PROBLEM REQUIREMENTS: Search the listing below for the string "Target" and show each line that contains it.
─── DATASET ───
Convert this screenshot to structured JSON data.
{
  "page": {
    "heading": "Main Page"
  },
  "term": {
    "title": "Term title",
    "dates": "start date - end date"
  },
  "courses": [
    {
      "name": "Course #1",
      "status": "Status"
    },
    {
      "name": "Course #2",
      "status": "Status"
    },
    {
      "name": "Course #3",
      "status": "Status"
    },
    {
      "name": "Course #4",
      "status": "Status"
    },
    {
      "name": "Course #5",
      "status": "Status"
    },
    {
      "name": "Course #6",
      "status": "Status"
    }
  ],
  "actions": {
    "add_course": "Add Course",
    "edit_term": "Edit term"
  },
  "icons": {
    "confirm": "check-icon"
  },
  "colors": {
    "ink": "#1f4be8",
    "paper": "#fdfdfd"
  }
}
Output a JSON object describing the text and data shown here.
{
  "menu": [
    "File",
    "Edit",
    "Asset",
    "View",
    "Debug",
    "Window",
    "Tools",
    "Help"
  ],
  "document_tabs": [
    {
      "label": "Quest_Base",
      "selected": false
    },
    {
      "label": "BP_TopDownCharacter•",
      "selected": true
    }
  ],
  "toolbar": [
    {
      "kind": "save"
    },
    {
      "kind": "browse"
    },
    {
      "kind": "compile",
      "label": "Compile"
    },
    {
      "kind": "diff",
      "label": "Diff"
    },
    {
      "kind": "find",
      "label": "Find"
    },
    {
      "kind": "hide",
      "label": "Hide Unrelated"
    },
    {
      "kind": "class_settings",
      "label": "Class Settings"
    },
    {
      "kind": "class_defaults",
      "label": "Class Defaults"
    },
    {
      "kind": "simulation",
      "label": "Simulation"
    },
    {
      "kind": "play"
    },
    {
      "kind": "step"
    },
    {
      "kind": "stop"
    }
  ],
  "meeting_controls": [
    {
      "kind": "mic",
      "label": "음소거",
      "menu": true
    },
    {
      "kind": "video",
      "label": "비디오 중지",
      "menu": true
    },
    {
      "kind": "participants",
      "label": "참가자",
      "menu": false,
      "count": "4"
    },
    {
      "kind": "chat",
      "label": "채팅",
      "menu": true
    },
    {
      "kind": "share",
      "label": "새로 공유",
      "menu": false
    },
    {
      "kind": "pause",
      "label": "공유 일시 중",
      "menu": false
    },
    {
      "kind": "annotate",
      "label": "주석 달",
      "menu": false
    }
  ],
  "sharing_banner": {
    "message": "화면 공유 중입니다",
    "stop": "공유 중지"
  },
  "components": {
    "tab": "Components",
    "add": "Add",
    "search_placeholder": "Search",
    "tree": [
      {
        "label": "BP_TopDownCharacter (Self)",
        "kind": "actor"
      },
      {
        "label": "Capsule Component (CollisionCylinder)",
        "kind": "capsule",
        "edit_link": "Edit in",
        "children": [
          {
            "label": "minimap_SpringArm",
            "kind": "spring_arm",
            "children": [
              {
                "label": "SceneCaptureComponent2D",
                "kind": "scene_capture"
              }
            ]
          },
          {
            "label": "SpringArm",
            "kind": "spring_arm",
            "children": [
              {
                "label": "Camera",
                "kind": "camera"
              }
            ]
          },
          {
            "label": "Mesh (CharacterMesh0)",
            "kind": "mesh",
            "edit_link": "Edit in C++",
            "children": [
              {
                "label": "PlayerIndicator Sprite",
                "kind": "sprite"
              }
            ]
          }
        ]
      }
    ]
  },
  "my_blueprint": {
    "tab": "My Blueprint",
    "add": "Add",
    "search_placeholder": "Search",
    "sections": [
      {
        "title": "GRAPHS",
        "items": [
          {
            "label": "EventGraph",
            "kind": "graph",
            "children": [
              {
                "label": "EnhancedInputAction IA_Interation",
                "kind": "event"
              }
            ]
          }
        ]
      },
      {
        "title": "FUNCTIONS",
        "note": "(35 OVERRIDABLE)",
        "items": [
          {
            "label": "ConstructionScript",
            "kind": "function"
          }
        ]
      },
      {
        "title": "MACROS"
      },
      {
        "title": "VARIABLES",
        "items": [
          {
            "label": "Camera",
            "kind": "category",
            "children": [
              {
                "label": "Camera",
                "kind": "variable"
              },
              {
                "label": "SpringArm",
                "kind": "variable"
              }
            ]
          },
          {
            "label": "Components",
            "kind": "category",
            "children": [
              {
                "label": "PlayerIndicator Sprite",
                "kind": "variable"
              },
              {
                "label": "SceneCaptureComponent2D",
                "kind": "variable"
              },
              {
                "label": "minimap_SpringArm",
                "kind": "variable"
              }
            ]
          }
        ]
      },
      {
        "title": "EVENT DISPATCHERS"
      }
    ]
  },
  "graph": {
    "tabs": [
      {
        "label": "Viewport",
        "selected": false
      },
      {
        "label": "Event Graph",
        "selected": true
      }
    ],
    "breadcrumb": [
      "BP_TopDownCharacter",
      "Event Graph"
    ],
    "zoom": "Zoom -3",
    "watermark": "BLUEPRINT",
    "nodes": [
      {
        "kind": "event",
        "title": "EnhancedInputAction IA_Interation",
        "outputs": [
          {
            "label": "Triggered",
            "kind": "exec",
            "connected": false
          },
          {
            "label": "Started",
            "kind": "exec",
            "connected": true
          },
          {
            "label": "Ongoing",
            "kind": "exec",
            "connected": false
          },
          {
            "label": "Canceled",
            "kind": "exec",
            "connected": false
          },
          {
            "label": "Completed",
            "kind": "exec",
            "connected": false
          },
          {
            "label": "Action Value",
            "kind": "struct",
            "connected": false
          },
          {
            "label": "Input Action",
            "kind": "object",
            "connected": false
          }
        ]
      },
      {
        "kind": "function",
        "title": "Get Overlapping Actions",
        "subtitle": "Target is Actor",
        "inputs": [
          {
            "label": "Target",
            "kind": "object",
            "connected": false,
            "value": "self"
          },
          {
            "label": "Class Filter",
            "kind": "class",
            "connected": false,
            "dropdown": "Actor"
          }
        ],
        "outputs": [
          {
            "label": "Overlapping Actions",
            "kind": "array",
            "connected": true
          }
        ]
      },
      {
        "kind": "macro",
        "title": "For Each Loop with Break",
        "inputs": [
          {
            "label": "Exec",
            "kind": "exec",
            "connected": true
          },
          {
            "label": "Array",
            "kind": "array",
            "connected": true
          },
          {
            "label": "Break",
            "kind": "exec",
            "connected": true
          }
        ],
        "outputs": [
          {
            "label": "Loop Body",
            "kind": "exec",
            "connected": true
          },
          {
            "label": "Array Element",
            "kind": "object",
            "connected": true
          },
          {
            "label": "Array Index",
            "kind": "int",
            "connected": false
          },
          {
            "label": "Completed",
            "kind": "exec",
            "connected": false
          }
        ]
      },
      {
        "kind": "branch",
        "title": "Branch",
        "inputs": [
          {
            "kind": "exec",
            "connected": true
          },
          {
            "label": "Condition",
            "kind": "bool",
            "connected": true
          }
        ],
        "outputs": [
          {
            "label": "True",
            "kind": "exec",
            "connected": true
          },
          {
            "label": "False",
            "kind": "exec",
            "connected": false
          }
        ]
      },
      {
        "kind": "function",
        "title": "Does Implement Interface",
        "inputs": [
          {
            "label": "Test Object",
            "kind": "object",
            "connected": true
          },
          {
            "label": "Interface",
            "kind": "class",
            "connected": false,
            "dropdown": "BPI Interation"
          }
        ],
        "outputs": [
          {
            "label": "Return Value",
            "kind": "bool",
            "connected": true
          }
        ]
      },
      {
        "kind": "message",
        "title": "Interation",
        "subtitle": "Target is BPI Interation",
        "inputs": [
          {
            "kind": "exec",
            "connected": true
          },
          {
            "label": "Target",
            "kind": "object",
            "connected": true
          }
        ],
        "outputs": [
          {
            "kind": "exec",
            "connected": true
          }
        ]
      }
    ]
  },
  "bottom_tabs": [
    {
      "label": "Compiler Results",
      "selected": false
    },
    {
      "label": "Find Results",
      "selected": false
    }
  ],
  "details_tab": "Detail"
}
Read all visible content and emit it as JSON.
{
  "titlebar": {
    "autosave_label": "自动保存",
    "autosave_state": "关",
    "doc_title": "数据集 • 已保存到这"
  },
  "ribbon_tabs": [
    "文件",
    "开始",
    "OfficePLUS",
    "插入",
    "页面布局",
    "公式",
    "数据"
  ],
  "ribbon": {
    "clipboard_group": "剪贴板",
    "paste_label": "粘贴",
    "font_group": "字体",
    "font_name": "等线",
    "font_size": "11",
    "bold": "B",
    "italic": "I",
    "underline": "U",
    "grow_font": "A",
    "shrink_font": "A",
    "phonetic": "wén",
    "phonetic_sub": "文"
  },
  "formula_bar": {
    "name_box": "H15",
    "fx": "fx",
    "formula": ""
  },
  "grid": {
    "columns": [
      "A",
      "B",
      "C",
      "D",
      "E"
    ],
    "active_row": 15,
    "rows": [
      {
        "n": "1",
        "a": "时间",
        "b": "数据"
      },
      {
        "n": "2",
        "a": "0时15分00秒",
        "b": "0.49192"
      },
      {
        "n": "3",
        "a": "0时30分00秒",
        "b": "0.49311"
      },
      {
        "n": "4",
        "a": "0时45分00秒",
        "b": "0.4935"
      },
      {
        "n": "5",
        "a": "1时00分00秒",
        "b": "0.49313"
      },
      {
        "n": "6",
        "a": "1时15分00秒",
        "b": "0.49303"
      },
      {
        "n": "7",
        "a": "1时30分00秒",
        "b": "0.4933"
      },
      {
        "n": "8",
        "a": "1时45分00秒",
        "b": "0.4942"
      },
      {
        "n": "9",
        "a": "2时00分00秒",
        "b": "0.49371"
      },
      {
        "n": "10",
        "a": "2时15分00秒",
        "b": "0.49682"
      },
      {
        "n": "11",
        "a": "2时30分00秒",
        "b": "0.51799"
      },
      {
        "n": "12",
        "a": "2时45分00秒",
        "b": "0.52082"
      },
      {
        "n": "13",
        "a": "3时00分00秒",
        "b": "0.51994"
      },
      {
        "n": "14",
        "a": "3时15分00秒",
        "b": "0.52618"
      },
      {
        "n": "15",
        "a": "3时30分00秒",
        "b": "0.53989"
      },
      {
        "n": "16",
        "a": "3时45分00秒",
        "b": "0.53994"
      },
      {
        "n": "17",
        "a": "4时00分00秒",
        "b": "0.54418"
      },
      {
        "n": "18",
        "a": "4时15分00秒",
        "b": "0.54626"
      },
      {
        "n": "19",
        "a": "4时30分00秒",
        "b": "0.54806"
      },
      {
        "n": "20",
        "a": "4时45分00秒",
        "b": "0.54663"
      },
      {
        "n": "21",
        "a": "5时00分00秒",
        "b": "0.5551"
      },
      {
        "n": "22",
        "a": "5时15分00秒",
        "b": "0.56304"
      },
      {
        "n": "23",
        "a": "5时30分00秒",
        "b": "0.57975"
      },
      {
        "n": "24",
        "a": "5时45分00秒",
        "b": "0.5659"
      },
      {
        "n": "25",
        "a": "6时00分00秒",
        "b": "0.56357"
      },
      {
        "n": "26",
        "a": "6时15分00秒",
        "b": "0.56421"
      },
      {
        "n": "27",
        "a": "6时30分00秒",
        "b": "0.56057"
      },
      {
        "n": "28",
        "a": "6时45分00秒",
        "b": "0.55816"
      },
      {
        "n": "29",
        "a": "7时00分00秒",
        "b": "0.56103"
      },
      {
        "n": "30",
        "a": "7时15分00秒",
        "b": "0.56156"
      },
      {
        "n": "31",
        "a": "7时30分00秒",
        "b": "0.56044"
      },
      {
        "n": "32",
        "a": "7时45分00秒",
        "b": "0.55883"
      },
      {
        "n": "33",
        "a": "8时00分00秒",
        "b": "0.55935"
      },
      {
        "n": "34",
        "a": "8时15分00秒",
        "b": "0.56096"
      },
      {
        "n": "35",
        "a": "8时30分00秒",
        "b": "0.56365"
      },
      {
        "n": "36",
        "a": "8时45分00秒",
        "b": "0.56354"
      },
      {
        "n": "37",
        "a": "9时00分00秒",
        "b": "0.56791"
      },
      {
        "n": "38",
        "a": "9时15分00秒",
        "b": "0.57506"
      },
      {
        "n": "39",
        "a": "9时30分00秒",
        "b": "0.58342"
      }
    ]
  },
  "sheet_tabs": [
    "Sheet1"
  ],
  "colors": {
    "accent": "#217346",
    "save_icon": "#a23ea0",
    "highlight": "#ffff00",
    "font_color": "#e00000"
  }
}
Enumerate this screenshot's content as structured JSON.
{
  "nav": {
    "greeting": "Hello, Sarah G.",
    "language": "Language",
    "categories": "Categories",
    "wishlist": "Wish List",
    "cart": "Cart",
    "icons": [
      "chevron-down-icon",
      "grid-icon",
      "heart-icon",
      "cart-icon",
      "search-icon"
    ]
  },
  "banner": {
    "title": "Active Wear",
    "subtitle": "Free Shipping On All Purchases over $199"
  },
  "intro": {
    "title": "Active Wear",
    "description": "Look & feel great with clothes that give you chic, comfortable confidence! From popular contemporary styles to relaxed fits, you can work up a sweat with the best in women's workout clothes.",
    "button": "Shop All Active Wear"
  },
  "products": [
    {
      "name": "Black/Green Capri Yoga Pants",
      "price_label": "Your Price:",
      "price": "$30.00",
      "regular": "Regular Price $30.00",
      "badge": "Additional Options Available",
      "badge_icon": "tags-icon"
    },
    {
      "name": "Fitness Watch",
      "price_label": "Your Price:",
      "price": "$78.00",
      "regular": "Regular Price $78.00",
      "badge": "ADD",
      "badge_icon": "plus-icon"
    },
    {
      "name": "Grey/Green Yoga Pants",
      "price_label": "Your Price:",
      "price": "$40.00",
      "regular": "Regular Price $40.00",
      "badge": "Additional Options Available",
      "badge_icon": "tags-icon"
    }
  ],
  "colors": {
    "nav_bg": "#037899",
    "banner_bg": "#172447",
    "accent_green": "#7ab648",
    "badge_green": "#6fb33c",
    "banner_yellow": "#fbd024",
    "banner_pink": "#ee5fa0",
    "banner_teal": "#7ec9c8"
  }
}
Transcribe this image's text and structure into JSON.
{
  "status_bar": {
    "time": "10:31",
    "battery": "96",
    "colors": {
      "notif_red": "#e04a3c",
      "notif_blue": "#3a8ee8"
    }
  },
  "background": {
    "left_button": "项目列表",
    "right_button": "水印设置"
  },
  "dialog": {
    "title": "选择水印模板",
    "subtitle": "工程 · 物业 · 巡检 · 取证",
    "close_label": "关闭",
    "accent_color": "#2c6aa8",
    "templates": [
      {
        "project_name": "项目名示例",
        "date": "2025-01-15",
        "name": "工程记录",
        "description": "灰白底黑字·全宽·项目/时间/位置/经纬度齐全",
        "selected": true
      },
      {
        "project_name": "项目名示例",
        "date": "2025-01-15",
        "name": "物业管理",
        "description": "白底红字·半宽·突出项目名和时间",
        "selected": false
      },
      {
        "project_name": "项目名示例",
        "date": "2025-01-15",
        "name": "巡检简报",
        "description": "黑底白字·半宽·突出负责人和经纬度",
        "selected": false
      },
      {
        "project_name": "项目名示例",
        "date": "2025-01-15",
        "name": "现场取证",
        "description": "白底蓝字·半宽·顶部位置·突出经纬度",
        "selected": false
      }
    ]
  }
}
───
WRITTEN SOLUTION:
        "subtitle": "Target is Actor",
            "label": "Target",
        "subtitle": "Target is BPI Interation",
            "label": "Target",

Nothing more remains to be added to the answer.